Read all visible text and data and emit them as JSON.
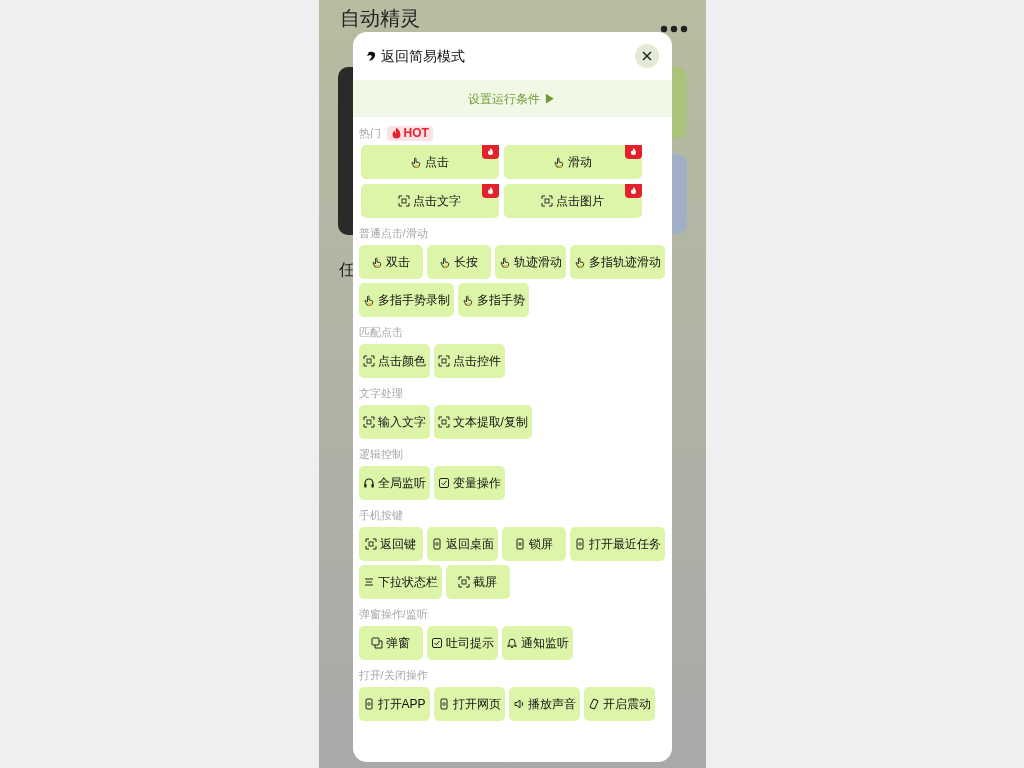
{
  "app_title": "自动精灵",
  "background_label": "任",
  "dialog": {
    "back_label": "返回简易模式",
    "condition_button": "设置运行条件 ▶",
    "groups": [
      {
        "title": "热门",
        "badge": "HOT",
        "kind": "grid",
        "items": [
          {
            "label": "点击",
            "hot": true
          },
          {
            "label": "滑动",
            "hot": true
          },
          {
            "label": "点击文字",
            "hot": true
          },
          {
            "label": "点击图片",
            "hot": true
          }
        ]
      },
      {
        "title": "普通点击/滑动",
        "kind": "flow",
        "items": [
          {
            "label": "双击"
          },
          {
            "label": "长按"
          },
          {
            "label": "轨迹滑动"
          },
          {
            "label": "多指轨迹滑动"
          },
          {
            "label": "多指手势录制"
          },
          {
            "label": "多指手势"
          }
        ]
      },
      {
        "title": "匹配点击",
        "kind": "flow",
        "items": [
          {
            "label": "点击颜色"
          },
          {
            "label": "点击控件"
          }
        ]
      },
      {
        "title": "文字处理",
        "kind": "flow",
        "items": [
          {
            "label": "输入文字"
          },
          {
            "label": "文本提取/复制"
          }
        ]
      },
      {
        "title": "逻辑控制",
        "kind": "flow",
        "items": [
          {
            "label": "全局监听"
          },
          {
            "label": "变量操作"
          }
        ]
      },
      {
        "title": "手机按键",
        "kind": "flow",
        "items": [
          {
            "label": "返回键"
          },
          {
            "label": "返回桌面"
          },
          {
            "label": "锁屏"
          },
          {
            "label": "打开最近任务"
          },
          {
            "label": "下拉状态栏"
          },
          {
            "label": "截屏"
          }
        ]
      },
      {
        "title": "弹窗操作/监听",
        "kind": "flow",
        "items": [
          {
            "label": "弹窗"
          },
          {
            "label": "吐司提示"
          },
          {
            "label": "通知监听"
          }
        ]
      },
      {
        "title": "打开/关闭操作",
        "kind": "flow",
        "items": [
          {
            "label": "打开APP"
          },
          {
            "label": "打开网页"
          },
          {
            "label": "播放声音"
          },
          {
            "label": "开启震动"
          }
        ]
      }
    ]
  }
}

(GOAL) Reproduce the full listing faithfully, but do not carry over any pictures.

(RIGHT ANSWER)
Read all visible text and data and emit them as JSON.
{
  "app_title": "自动精灵",
  "background_label": "任",
  "dialog": {
    "back_label": "返回简易模式",
    "condition_button": "设置运行条件 ▶",
    "groups": [
      {
        "title": "热门",
        "badge": "HOT",
        "kind": "grid",
        "items": [
          {
            "label": "点击",
            "hot": true
          },
          {
            "label": "滑动",
            "hot": true
          },
          {
            "label": "点击文字",
            "hot": true
          },
          {
            "label": "点击图片",
            "hot": true
          }
        ]
      },
      {
        "title": "普通点击/滑动",
        "kind": "flow",
        "items": [
          {
            "label": "双击"
          },
          {
            "label": "长按"
          },
          {
            "label": "轨迹滑动"
          },
          {
            "label": "多指轨迹滑动"
          },
          {
            "label": "多指手势录制"
          },
          {
            "label": "多指手势"
          }
        ]
      },
      {
        "title": "匹配点击",
        "kind": "flow",
        "items": [
          {
            "label": "点击颜色"
          },
          {
            "label": "点击控件"
          }
        ]
      },
      {
        "title": "文字处理",
        "kind": "flow",
        "items": [
          {
            "label": "输入文字"
          },
          {
            "label": "文本提取/复制"
          }
        ]
      },
      {
        "title": "逻辑控制",
        "kind": "flow",
        "items": [
          {
            "label": "全局监听"
          },
          {
            "label": "变量操作"
          }
        ]
      },
      {
        "title": "手机按键",
        "kind": "flow",
        "items": [
          {
            "label": "返回键"
          },
          {
            "label": "返回桌面"
          },
          {
            "label": "锁屏"
          },
          {
            "label": "打开最近任务"
          },
          {
            "label": "下拉状态栏"
          },
          {
            "label": "截屏"
          }
        ]
      },
      {
        "title": "弹窗操作/监听",
        "kind": "flow",
        "items": [
          {
            "label": "弹窗"
          },
          {
            "label": "吐司提示"
          },
          {
            "label": "通知监听"
          }
        ]
      },
      {
        "title": "打开/关闭操作",
        "kind": "flow",
        "items": [
          {
            "label": "打开APP"
          },
          {
            "label": "打开网页"
          },
          {
            "label": "播放声音"
          },
          {
            "label": "开启震动"
          }
        ]
      }
    ]
  }
}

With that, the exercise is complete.